## Exercise brief
Wherever the word "Forecast" turns up in a line of the entries, copy that line.

## Data for the task
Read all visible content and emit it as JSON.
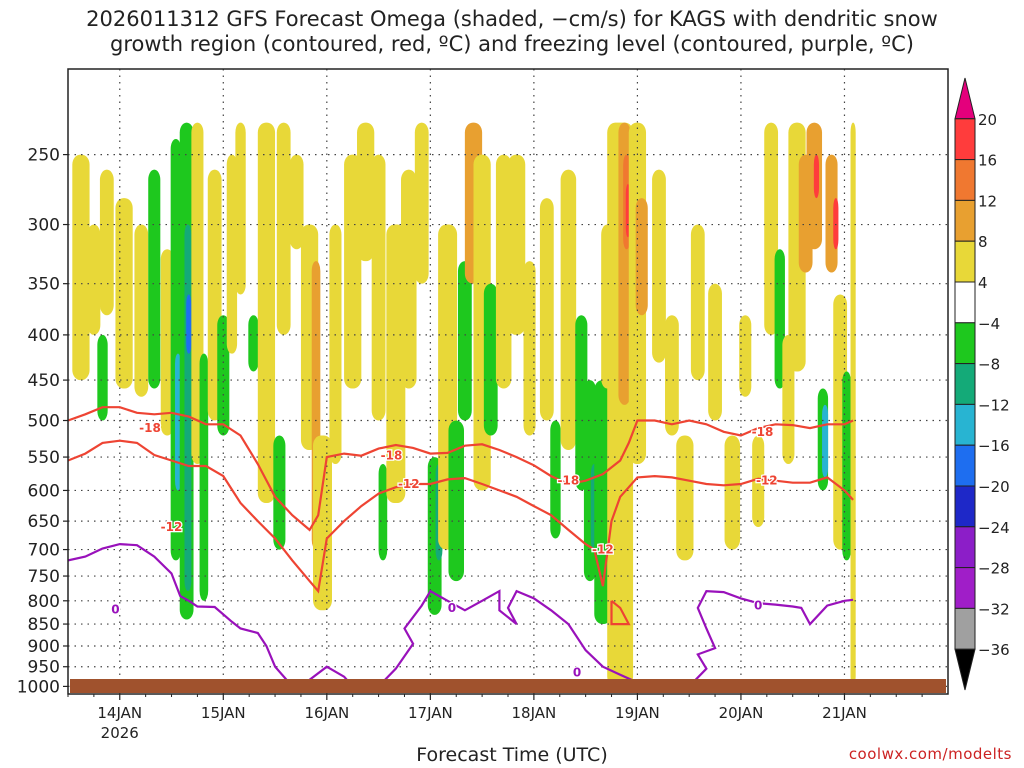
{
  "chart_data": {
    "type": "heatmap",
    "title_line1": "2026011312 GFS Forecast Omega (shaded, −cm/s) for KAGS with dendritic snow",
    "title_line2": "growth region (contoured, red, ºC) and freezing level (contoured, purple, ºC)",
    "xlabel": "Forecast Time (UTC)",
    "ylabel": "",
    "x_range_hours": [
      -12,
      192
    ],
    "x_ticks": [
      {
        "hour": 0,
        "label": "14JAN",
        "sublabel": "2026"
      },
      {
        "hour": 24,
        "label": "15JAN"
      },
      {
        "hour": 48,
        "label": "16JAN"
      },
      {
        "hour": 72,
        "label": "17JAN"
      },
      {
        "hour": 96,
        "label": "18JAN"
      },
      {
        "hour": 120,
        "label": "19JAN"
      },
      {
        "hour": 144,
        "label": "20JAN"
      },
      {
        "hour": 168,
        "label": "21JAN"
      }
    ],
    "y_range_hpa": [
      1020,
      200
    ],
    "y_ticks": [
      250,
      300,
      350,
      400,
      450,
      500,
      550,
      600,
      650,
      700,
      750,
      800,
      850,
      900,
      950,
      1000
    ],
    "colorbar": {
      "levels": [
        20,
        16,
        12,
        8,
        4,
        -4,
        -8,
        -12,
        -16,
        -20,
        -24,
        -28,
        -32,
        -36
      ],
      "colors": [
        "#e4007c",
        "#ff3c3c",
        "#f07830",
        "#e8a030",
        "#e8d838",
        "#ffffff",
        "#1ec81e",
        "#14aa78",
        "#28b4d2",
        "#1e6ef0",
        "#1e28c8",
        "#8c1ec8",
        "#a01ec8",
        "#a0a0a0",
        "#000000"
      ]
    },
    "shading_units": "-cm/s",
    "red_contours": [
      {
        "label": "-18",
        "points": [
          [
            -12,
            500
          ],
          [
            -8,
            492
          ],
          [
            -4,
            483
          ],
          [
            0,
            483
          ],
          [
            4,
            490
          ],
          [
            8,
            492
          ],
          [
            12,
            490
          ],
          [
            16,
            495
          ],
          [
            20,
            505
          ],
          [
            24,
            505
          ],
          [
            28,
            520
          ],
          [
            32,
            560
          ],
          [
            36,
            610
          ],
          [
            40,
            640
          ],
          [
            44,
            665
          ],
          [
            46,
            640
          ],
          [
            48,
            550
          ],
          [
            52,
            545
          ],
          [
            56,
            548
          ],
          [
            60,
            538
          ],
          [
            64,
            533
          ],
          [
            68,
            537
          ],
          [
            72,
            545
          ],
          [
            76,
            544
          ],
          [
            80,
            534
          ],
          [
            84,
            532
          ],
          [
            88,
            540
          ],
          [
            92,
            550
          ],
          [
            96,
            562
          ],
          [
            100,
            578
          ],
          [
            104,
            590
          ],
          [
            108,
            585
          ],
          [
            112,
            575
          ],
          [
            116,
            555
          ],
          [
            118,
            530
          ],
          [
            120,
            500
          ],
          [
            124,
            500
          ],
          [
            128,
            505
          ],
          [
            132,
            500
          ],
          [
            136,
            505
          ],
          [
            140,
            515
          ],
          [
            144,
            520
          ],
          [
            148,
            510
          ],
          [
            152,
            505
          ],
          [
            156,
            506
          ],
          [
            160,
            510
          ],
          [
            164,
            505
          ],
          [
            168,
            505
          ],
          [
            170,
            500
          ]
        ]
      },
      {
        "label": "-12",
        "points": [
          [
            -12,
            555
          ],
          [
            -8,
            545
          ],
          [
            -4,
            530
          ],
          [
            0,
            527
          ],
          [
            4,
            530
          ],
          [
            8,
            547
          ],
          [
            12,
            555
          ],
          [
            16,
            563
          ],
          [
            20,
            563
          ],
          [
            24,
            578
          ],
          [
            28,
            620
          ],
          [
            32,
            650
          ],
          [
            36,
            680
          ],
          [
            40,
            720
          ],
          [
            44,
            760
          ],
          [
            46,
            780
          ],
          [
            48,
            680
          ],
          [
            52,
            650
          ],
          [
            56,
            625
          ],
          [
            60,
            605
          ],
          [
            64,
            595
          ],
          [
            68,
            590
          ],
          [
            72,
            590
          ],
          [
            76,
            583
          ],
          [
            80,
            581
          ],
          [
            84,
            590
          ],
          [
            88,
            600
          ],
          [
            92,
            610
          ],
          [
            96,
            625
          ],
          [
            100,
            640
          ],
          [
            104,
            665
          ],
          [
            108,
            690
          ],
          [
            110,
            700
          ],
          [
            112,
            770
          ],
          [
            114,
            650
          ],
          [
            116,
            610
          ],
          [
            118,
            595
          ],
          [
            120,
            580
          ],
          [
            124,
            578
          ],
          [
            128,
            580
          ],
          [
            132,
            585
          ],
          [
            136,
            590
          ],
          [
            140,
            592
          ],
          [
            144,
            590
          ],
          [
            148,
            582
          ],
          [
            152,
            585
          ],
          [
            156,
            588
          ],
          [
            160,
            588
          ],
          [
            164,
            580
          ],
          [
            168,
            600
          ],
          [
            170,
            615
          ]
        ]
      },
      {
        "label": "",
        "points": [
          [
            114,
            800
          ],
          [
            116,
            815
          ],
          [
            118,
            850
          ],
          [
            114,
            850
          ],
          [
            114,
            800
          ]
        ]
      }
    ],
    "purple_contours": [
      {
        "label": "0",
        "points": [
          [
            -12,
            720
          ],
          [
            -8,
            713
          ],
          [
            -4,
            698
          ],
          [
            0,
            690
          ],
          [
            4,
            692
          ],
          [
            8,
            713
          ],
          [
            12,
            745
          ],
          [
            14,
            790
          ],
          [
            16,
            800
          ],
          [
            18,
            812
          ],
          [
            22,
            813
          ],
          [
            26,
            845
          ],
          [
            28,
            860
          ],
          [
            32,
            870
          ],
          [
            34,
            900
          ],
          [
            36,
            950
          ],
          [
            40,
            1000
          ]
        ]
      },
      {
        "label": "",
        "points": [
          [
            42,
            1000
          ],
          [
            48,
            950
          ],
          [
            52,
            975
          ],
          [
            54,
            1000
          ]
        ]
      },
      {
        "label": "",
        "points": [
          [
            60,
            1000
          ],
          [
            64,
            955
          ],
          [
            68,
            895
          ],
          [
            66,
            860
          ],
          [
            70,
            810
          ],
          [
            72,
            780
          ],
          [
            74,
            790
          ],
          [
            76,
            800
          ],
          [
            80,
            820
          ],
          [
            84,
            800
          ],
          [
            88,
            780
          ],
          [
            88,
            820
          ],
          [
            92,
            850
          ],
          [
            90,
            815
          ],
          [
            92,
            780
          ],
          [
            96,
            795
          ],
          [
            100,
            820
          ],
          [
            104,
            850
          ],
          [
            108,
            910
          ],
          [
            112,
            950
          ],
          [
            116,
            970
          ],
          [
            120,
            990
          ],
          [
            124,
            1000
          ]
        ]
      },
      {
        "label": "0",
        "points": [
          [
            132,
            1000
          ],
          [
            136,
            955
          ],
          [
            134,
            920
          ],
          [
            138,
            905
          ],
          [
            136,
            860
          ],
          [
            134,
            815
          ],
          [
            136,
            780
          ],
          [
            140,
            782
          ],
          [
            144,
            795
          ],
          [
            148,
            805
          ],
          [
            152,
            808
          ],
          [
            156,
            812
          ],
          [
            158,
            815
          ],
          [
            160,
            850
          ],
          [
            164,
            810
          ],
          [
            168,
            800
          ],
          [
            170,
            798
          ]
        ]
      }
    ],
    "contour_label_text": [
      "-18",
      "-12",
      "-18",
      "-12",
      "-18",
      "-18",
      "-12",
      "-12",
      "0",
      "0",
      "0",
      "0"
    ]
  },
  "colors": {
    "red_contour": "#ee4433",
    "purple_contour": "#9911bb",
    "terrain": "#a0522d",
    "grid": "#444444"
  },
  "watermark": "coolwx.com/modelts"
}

## Response
    "title_line1": "2026011312 GFS Forecast Omega (shaded, −cm/s) for KAGS with dendritic snow",
    "xlabel": "Forecast Time (UTC)",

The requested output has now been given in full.